▶ [STUDY TEXT]:

-=-=-

Which areas are you allocating to currently? Where are the key opportunities to take advantage of?
Since the start of this year, we have been adding to the energy transition sector based partly on a view that the risk surrounding complete removal of US policy support was being overestimated. At the same time, companies in this space were trading, and continue to trade, at a discount relative to their history and relative to broader equity markets.
See also: Q&A with FGEN’s Mountney: ‘Energy transition requires a holistic approach’
Previously, renewables adoption was about displacing coal and while that story remains in tact, we are now also seeing growing global power demand in part driven by artificial intelligence, electrification and re-shoring. Historically, there have been periods in which the supply of renewable energy technology from China has overwhelmed the market, but with the current anti-involution measures there and rising protectionism elsewhere, we are seeing pockets of sustainable profit margins. Our thesis has so far been playing out and this has been additive to returns.
Where are the income opportunities?

-=-=-

▶ [AIM OF THE TASK]: Output the energy transition Q&A text in full, word for word.

Document layout detection data

-=-=-

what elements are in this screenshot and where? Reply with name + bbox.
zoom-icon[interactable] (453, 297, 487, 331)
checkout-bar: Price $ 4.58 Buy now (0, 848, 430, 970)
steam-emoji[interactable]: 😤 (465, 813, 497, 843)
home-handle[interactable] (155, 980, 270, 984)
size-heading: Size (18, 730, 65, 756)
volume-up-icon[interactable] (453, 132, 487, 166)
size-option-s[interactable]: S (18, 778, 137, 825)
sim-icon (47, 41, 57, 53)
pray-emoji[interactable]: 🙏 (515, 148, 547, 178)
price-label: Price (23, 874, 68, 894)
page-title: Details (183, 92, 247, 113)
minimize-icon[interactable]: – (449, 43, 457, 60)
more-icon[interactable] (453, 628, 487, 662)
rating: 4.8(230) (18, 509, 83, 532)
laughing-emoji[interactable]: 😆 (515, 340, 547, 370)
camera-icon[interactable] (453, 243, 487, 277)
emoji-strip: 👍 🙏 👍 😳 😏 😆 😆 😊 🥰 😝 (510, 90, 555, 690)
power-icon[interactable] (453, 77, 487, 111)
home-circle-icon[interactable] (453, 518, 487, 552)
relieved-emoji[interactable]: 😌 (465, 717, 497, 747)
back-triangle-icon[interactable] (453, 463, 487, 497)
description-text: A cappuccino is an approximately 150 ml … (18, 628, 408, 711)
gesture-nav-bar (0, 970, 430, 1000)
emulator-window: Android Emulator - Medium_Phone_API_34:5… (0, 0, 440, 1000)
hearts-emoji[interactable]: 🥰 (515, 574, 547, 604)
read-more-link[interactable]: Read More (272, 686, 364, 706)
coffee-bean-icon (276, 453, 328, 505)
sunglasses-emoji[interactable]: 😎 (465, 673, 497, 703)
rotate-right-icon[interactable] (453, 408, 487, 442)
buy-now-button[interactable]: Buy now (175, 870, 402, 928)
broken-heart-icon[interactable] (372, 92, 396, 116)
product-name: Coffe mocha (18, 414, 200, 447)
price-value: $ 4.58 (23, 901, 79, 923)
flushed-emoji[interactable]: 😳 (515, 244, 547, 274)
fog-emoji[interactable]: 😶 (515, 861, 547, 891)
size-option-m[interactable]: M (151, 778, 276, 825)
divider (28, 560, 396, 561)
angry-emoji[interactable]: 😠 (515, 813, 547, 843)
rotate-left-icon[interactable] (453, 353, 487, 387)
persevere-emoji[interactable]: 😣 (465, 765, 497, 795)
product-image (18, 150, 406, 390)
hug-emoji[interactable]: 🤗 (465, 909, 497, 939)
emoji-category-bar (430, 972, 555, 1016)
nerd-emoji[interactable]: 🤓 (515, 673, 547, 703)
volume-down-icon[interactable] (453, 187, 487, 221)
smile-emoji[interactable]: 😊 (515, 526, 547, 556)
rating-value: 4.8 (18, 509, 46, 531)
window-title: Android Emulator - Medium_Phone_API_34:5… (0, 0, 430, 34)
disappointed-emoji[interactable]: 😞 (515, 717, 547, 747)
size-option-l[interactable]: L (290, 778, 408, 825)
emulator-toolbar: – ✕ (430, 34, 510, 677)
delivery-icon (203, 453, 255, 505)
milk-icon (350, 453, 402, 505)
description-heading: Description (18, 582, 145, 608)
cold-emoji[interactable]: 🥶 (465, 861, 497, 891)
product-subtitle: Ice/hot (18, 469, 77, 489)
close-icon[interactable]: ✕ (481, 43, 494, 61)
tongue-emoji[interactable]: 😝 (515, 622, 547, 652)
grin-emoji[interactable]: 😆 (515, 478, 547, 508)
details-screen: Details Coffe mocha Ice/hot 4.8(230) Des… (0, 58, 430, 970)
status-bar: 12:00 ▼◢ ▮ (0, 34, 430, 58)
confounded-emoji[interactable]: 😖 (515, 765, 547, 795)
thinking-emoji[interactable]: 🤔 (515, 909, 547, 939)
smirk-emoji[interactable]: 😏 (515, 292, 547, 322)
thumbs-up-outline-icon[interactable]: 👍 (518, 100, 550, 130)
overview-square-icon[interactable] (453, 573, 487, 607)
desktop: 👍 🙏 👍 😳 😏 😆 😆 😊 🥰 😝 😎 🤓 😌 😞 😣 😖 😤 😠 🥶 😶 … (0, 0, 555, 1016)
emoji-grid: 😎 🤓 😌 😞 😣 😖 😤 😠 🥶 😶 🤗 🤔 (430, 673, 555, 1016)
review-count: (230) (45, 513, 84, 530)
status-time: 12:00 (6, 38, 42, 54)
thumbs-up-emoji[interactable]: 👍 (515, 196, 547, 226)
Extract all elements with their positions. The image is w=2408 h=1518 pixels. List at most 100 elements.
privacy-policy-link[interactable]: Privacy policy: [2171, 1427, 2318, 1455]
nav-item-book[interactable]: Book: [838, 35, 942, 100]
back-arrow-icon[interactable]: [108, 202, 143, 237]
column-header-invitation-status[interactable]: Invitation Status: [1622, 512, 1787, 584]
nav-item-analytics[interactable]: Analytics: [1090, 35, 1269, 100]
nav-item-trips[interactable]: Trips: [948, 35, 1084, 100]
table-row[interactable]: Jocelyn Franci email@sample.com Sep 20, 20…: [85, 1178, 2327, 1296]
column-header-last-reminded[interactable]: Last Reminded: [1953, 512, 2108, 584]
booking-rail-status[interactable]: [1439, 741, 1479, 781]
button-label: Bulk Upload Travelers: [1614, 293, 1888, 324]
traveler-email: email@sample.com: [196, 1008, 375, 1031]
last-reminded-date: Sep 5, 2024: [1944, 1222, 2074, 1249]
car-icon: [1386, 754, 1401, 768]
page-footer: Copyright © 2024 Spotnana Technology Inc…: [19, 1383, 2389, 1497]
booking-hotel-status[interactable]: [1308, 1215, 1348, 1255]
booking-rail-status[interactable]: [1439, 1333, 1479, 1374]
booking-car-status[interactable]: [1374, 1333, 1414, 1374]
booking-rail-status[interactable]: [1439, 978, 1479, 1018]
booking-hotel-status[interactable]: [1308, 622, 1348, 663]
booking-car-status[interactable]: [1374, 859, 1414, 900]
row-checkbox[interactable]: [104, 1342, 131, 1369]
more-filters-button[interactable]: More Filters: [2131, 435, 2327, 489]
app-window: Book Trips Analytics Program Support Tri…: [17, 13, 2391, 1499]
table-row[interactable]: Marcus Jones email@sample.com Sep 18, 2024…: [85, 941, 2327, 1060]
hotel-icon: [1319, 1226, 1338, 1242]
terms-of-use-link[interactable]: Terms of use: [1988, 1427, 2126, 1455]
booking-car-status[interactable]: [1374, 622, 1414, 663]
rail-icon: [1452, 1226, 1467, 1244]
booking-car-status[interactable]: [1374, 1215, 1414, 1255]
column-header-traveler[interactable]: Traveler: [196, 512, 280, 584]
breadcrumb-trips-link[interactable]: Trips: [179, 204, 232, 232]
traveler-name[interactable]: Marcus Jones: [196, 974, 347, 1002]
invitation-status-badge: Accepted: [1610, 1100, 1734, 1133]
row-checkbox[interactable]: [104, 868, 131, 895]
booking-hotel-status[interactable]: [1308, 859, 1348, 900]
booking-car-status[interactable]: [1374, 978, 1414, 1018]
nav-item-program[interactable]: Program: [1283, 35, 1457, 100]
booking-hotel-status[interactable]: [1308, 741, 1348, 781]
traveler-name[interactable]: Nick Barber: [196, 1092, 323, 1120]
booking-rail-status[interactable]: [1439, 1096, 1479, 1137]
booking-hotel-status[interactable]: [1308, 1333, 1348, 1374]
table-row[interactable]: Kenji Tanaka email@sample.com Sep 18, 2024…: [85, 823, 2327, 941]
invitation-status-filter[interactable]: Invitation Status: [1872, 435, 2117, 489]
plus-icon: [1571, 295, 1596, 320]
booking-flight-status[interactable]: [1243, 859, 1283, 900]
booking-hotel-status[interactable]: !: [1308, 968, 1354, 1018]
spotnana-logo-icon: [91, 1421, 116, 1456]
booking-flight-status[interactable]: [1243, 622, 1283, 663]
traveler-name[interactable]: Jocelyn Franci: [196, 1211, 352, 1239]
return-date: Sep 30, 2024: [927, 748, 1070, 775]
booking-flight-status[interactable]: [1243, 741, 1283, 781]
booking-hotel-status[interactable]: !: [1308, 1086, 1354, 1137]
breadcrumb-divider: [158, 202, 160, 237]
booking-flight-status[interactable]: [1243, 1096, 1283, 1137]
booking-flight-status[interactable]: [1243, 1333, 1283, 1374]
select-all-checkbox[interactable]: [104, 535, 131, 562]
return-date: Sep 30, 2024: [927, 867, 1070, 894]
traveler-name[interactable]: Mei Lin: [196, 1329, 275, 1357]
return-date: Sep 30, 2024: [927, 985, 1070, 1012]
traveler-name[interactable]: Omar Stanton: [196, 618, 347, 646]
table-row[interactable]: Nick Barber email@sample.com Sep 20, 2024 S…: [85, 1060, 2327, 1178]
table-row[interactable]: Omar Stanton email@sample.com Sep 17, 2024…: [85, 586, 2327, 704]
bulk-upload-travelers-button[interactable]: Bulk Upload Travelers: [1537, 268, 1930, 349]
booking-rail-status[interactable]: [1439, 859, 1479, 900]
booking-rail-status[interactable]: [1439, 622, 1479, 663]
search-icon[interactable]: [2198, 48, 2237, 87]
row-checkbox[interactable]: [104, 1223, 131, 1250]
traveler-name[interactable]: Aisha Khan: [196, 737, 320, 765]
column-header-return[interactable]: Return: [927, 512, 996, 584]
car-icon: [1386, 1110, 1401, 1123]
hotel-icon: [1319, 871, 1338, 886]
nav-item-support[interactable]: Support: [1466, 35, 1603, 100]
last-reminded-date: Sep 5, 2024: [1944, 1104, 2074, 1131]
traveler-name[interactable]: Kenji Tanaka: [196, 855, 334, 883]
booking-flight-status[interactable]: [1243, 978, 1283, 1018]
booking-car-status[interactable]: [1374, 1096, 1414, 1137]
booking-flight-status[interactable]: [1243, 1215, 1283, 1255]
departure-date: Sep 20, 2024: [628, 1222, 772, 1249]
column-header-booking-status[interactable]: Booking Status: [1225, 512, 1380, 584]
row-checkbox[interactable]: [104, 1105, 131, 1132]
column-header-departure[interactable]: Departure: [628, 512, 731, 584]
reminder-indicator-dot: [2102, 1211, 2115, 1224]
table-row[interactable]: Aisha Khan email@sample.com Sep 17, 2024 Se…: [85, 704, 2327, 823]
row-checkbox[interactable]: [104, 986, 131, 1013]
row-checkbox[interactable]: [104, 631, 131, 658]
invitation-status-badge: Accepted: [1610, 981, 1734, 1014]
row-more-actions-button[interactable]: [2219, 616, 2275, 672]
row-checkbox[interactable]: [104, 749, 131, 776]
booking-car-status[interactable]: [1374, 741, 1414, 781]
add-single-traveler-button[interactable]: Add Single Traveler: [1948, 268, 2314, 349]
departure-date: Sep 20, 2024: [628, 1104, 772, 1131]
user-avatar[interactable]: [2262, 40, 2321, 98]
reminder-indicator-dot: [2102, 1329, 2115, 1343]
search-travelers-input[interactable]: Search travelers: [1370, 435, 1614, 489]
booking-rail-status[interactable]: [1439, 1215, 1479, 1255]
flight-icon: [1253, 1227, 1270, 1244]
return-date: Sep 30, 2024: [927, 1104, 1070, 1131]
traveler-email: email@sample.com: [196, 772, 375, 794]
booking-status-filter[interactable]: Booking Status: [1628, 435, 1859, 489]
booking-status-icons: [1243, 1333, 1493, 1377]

-=-=-

▶ [WRITTEN ANSWER]:
Which areas are you allocating to currently? Where are the key opportunities to take advantage of?
Since the start of this year, we have been adding to the energy transition sector based partly on a view that the risk surrounding complete removal of US policy support was being overestimated. At the same time, companies in this space were trading, and continue to trade, at a discount relative to their history and relative to broader equity markets.
See also: Q&A with FGEN’s Mountney: ‘Energy transition requires a holistic approach’
Previously, renewables adoption was about displacing coal and while that story remains in tact, we are now also seeing growing global power demand in part driven by artificial intelligence, electrification and re-shoring. Historically, there have been periods in which the supply of renewable energy technology from China has overwhelmed the market, but with the current anti-involution measures there and rising protectionism elsewhere, we are seeing pockets of sustainable profit margins. Our thesis has so far been playing out and this has been additive to returns.
Where are the income opportunities?